[Task details] Copy every line in the records below that contains the word "plain".

[Data shown]
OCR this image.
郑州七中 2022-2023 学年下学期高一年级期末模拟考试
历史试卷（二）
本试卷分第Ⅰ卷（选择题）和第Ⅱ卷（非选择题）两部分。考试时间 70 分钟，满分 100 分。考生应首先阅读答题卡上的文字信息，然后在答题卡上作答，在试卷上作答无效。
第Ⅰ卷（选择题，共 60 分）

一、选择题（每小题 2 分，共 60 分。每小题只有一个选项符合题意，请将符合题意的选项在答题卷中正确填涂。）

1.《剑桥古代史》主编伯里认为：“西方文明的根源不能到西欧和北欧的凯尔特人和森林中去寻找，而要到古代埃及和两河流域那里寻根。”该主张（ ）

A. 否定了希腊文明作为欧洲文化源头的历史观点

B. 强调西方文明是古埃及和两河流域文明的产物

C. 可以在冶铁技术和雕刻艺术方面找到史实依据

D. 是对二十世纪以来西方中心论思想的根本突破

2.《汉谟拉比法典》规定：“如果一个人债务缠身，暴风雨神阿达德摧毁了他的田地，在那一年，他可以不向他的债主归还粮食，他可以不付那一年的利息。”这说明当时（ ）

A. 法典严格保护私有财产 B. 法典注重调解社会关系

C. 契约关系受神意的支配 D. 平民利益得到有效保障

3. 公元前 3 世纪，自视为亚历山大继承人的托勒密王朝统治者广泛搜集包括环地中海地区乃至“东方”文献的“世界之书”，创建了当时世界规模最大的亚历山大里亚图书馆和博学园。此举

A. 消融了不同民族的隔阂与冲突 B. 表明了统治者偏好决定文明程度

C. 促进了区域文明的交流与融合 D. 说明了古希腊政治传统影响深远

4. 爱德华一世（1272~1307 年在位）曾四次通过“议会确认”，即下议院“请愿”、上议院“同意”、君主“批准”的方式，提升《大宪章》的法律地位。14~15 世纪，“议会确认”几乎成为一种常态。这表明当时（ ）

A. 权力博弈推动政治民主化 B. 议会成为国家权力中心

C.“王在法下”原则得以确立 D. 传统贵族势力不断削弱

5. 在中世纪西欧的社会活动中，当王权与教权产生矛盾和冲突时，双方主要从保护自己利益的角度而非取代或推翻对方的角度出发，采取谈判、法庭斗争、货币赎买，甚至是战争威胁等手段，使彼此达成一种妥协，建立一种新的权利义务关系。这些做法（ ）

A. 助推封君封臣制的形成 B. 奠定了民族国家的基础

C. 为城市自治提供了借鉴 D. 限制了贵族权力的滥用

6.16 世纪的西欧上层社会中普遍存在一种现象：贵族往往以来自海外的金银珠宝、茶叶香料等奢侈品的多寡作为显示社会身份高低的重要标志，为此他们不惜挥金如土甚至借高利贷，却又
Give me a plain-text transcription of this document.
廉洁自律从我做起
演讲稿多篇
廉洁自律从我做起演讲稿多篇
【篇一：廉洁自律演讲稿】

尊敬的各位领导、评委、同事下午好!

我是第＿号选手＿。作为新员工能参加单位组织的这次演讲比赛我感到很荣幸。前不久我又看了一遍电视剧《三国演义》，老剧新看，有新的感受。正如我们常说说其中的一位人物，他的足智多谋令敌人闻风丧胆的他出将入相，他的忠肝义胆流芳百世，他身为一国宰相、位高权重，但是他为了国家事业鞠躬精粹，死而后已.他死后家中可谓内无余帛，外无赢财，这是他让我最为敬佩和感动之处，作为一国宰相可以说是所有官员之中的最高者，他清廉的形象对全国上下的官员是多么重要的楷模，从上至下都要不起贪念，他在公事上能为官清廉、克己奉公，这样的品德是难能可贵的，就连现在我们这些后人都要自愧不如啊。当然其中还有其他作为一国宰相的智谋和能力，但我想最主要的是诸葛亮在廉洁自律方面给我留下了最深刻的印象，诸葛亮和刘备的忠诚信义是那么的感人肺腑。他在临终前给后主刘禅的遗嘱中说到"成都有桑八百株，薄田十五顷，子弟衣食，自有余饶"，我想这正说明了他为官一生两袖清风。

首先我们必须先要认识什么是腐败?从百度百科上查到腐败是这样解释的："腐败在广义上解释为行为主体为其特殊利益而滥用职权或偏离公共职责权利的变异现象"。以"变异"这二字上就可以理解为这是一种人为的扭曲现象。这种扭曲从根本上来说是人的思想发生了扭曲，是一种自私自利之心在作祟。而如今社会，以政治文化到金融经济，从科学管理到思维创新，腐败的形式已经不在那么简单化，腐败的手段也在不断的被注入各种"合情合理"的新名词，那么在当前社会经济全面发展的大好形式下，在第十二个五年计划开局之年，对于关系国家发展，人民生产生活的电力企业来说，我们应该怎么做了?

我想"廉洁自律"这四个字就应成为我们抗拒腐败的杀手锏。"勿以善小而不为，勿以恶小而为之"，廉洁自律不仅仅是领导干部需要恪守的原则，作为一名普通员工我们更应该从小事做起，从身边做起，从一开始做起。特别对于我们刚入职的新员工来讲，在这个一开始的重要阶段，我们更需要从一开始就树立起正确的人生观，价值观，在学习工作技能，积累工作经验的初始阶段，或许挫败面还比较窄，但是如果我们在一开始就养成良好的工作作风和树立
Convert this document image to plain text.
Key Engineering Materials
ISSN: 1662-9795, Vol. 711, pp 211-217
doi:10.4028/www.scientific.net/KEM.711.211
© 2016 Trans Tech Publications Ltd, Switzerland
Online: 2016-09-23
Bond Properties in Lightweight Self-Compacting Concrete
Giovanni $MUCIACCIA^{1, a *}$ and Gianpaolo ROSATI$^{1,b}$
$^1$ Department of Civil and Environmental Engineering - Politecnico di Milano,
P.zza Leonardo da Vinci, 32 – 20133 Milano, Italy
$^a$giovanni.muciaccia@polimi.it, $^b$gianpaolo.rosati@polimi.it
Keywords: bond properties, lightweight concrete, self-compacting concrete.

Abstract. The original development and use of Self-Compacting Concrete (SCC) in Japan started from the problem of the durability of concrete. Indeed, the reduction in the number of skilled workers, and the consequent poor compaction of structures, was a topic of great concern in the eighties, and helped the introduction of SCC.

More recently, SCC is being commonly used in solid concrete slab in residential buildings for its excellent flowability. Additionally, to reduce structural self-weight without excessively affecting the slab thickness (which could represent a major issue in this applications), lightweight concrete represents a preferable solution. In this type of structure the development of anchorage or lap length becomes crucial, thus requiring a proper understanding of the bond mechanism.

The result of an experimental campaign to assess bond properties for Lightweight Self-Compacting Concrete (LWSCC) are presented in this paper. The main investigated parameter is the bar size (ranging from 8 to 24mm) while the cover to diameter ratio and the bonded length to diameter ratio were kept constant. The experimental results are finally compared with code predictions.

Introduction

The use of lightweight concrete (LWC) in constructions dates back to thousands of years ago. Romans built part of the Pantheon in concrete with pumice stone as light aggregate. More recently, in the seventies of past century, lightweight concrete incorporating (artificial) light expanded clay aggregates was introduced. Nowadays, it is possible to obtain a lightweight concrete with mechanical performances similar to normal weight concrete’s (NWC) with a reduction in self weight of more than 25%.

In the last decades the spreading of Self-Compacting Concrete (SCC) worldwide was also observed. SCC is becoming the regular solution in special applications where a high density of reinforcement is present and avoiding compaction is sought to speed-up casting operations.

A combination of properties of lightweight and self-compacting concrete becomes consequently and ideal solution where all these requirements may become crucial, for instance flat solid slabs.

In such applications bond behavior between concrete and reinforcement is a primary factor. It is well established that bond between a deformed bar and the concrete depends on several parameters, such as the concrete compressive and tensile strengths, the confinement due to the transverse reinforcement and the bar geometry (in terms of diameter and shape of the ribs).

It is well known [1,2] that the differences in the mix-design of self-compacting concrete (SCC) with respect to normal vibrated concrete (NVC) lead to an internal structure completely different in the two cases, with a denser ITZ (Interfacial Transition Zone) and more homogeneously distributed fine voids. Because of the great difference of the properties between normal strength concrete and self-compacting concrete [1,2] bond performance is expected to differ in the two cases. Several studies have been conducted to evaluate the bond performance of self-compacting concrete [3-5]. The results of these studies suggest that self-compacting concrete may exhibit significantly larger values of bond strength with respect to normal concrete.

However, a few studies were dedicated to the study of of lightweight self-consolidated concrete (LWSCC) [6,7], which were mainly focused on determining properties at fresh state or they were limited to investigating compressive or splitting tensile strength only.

[Task response]
Give me a plain-text transcription of this document.
Convert this document image to plain text.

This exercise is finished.